(Items from a figure collection):
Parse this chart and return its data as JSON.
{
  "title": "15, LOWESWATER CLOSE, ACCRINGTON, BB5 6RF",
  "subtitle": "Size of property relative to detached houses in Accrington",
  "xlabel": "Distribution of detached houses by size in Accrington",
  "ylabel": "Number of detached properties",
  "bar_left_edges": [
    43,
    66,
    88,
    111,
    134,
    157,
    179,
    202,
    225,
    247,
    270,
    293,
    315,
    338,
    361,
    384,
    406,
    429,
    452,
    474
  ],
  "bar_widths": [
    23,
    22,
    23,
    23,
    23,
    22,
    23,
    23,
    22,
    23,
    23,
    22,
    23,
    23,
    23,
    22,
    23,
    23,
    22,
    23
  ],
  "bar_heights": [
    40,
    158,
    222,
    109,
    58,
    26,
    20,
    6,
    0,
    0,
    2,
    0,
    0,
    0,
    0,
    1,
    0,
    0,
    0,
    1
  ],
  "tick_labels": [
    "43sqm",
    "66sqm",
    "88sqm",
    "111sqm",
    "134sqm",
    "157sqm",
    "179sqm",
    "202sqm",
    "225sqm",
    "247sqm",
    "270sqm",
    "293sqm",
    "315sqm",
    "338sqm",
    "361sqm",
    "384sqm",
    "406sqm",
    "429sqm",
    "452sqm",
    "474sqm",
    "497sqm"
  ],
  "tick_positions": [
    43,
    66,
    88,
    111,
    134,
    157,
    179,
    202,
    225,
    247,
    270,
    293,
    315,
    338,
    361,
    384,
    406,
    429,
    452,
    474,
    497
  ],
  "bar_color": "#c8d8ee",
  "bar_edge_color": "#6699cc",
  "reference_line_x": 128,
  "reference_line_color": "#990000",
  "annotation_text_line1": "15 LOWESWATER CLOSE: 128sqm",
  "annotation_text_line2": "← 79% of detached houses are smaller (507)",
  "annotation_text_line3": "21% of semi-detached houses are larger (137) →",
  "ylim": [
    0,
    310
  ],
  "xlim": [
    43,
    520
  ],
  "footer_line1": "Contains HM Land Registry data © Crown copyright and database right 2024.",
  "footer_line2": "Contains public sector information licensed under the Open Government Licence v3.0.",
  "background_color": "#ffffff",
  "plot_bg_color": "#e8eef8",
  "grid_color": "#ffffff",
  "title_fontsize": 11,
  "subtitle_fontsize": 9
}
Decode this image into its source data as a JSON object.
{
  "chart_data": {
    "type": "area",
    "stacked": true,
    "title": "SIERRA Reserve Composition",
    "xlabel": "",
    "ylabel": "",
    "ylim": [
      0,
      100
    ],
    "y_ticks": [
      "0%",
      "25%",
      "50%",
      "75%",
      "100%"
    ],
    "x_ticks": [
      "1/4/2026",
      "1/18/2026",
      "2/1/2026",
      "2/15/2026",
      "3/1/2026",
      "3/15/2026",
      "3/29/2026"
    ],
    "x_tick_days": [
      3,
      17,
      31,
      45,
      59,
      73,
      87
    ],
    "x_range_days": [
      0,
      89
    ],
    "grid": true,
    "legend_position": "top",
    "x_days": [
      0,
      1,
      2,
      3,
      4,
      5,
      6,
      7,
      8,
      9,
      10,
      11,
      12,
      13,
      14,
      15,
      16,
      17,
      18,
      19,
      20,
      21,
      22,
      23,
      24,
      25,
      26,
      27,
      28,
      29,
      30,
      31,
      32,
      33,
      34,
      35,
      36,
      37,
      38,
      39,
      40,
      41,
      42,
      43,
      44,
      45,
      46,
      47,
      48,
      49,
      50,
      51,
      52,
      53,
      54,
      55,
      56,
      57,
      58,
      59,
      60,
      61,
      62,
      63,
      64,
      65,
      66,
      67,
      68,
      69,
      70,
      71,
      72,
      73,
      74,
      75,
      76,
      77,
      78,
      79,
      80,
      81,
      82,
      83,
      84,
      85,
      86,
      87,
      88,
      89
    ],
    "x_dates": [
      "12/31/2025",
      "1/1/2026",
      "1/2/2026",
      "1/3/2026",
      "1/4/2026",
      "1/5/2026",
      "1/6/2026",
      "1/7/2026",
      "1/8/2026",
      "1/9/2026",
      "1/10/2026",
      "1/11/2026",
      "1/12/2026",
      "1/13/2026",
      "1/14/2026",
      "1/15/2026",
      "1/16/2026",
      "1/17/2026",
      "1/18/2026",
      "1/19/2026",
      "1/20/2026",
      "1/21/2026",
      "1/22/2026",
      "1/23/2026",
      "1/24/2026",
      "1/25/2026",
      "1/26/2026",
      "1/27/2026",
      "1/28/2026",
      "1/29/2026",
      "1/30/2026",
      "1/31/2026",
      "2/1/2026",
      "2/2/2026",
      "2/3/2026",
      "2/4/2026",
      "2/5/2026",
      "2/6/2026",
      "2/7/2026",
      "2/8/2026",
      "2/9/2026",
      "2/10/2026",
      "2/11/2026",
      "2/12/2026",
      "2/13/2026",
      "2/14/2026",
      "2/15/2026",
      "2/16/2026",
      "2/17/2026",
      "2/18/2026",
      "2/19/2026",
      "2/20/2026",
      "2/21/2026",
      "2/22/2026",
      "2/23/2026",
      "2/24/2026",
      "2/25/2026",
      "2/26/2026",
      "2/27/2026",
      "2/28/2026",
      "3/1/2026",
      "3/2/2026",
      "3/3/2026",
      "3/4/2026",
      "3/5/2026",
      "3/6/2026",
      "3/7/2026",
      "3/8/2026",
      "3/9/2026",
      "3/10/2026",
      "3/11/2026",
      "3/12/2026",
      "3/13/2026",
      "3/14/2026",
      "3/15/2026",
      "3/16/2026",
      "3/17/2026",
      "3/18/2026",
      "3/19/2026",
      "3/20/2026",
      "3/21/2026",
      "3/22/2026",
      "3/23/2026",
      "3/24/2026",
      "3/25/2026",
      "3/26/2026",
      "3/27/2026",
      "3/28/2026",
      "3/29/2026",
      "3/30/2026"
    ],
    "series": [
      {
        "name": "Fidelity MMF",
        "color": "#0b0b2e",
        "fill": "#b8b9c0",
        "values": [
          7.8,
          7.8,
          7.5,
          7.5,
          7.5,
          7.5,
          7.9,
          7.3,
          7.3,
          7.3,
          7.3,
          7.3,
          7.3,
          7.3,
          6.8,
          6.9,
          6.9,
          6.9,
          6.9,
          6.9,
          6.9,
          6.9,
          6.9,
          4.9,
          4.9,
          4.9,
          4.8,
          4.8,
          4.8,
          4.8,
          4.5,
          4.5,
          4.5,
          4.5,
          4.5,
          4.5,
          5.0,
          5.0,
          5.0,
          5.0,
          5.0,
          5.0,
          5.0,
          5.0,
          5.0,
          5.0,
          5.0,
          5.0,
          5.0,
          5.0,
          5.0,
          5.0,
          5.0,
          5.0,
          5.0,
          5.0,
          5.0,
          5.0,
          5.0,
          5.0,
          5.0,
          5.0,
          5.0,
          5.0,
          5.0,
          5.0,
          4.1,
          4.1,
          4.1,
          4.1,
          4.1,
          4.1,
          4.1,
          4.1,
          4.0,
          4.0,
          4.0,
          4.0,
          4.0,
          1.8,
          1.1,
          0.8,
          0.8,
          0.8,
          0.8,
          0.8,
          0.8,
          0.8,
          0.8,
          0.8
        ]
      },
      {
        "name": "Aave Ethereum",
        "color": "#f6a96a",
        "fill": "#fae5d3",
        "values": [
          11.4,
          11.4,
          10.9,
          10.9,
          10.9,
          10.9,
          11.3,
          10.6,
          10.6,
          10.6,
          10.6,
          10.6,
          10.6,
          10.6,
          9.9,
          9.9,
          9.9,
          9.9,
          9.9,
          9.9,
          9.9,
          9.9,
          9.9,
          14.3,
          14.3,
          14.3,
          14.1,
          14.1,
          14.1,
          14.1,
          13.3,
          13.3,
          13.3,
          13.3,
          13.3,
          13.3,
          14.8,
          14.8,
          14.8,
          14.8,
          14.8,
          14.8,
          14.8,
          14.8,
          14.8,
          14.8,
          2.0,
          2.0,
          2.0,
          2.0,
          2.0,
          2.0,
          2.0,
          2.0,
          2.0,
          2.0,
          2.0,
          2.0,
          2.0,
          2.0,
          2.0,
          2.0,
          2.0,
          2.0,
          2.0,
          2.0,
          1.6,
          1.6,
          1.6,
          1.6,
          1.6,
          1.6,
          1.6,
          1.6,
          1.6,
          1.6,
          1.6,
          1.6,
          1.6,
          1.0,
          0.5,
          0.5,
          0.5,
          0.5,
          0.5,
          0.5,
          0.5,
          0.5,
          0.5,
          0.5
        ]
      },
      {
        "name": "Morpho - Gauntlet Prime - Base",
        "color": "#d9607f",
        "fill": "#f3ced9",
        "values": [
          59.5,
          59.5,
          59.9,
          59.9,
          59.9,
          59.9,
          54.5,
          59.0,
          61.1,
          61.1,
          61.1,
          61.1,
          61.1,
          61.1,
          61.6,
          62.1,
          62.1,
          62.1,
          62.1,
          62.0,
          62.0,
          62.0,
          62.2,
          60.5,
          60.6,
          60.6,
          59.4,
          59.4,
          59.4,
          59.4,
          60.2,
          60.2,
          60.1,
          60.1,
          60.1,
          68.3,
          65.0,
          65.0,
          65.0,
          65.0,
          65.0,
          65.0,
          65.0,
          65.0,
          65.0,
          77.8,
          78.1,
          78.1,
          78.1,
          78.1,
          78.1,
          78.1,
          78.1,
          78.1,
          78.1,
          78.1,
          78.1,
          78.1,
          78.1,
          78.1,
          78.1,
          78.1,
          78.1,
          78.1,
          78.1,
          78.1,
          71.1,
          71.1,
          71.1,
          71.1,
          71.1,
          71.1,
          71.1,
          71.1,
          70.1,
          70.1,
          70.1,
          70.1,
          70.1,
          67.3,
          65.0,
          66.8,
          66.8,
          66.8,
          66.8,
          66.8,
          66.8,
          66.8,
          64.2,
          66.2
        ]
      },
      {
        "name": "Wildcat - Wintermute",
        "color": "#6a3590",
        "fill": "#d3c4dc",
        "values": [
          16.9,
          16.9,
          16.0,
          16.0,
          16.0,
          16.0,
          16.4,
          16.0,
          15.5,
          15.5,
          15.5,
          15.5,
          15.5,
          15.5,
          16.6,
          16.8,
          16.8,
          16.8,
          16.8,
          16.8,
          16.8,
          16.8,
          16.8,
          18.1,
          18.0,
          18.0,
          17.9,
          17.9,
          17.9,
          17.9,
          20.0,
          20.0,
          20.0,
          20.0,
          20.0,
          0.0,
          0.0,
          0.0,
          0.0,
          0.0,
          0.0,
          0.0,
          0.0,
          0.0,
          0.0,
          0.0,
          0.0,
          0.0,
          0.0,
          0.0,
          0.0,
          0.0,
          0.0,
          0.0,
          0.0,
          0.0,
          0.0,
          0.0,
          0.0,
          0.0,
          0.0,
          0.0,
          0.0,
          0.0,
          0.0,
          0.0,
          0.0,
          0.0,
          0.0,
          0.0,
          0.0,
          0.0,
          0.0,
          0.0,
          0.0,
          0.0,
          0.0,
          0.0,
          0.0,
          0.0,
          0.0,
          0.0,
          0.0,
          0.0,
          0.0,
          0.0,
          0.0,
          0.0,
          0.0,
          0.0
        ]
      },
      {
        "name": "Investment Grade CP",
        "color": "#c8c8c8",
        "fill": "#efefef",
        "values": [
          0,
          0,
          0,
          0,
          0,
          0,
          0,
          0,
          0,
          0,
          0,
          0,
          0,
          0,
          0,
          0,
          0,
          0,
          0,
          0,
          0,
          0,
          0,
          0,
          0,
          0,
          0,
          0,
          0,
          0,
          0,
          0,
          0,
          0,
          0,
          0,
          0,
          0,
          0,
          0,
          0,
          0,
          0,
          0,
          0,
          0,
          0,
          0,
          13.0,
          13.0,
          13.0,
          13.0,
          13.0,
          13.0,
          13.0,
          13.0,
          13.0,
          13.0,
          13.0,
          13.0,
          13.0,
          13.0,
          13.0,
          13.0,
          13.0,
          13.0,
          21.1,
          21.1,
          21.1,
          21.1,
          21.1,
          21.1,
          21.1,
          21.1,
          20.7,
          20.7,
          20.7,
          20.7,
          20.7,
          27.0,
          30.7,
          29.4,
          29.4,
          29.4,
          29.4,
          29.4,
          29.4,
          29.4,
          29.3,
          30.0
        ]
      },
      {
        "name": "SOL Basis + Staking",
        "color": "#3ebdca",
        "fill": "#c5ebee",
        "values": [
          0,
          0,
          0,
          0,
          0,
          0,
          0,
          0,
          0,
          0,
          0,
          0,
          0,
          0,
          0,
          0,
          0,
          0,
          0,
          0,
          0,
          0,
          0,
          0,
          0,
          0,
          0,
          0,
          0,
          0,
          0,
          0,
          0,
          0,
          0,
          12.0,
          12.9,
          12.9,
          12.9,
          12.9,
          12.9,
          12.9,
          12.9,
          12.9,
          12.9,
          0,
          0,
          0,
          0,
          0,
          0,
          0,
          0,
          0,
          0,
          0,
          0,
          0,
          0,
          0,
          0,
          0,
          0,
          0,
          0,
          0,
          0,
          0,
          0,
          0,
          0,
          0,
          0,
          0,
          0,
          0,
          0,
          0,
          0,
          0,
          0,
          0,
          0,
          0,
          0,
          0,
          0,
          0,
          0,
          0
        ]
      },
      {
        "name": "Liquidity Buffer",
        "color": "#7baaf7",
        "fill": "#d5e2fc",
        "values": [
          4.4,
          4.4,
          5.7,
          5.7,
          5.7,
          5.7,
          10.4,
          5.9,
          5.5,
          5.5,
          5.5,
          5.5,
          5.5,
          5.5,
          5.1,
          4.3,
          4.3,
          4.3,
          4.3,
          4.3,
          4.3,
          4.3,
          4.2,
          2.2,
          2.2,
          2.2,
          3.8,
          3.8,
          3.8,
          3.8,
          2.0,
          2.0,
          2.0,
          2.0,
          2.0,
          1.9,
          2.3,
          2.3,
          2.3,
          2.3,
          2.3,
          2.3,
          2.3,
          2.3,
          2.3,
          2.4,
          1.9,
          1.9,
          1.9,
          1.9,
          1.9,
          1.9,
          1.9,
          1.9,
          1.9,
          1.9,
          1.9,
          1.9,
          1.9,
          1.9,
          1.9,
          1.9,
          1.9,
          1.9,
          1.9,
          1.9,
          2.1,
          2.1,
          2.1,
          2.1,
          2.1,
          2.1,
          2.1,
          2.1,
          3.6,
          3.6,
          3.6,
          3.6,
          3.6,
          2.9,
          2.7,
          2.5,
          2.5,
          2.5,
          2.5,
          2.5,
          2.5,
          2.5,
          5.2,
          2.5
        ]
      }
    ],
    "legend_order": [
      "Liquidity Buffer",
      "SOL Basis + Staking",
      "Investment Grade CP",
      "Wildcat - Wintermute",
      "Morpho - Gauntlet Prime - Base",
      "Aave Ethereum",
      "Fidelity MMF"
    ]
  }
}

(Do this): In the lines above, find each one with "ffffff" and list it.

(Answer to this problem):
  "background_color": "#ffffff",
  "grid_color": "#ffffff",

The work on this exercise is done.